#### Requirement
Reproduce each of the records below exactly as they appear, line for line, omitting the pictures from your answer.

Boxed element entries

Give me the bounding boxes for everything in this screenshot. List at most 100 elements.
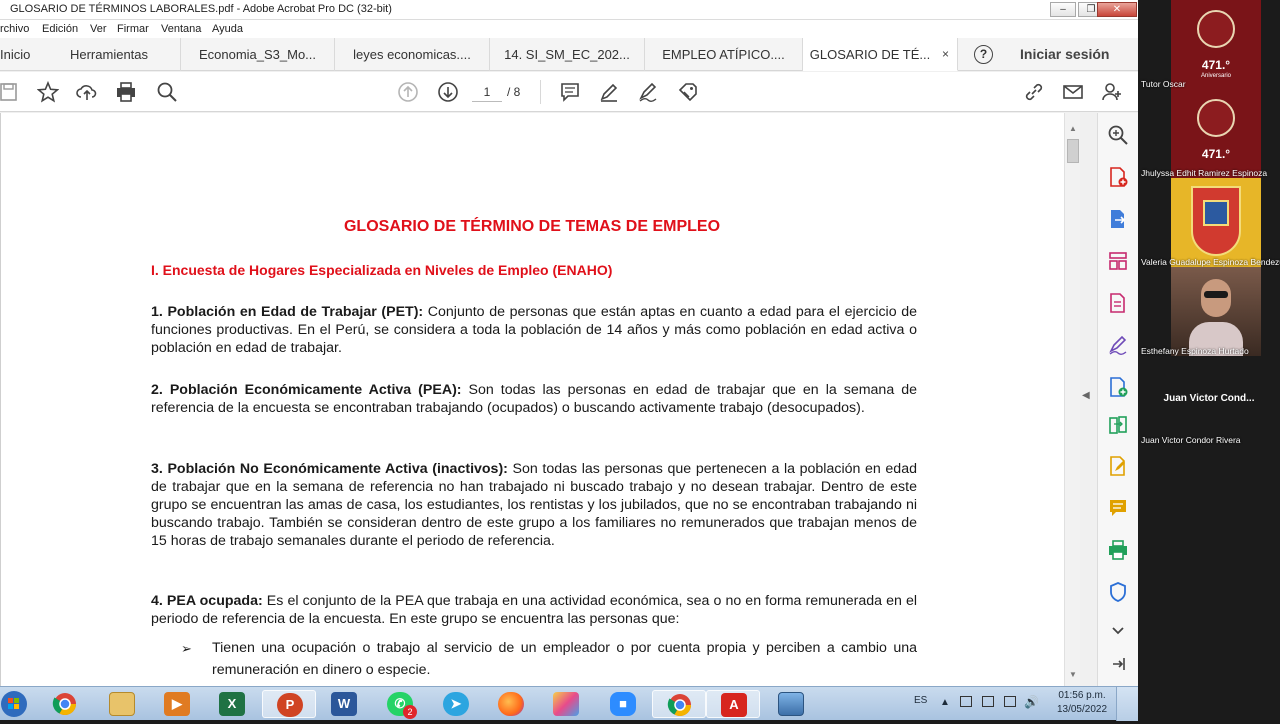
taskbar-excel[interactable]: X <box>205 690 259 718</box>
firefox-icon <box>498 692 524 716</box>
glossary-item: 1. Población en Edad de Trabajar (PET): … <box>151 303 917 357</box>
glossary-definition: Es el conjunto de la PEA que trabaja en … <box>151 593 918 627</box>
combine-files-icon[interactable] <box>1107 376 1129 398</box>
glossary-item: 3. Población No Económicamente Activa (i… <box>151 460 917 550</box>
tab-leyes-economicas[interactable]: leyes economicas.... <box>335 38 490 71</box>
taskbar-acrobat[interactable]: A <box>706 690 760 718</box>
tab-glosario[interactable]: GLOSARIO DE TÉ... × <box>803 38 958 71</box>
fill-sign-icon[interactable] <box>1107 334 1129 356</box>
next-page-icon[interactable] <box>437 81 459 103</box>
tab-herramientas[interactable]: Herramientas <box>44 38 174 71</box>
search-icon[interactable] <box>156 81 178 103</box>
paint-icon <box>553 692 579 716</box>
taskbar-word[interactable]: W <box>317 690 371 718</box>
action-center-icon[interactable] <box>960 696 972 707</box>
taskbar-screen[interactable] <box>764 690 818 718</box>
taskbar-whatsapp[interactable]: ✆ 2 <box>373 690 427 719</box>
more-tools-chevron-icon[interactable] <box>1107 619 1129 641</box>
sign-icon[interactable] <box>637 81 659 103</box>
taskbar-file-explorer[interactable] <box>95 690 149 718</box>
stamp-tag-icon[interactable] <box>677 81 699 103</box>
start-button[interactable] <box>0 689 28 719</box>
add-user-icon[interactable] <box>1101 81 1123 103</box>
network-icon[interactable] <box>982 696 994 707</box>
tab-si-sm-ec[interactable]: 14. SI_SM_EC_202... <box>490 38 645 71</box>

#### Exercise result
Give me the bounding boxes for everything in this screenshot. List at most 100 elements.
taskbar-excel[interactable]: X <box>205 690 259 718</box>
firefox-icon <box>498 692 524 716</box>
glossary-item: 1. Población en Edad de Trabajar (PET): … <box>151 303 917 357</box>
glossary-definition: Es el conjunto de la PEA que trabaja en … <box>151 593 918 627</box>
combine-files-icon[interactable] <box>1107 376 1129 398</box>
glossary-item: 3. Población No Económicamente Activa (i… <box>151 460 917 550</box>
tab-leyes-economicas[interactable]: leyes economicas.... <box>335 38 490 71</box>
taskbar-acrobat[interactable]: A <box>706 690 760 718</box>
tab-glosario[interactable]: GLOSARIO DE TÉ... × <box>803 38 958 71</box>
fill-sign-icon[interactable] <box>1107 334 1129 356</box>
next-page-icon[interactable] <box>437 81 459 103</box>
tab-herramientas[interactable]: Herramientas <box>44 38 174 71</box>
search-icon[interactable] <box>156 81 178 103</box>
paint-icon <box>553 692 579 716</box>
taskbar-word[interactable]: W <box>317 690 371 718</box>
action-center-icon[interactable] <box>960 696 972 707</box>
taskbar-screen[interactable] <box>764 690 818 718</box>
taskbar-whatsapp[interactable]: ✆ 2 <box>373 690 427 719</box>
more-tools-chevron-icon[interactable] <box>1107 619 1129 641</box>
sign-icon[interactable] <box>637 81 659 103</box>
taskbar-file-explorer[interactable] <box>95 690 149 718</box>
stamp-tag-icon[interactable] <box>677 81 699 103</box>
start-button[interactable] <box>0 689 28 719</box>
add-user-icon[interactable] <box>1101 81 1123 103</box>
network-icon[interactable] <box>982 696 994 707</box>
tab-si-sm-ec[interactable]: 14. SI_SM_EC_202... <box>490 38 645 71</box>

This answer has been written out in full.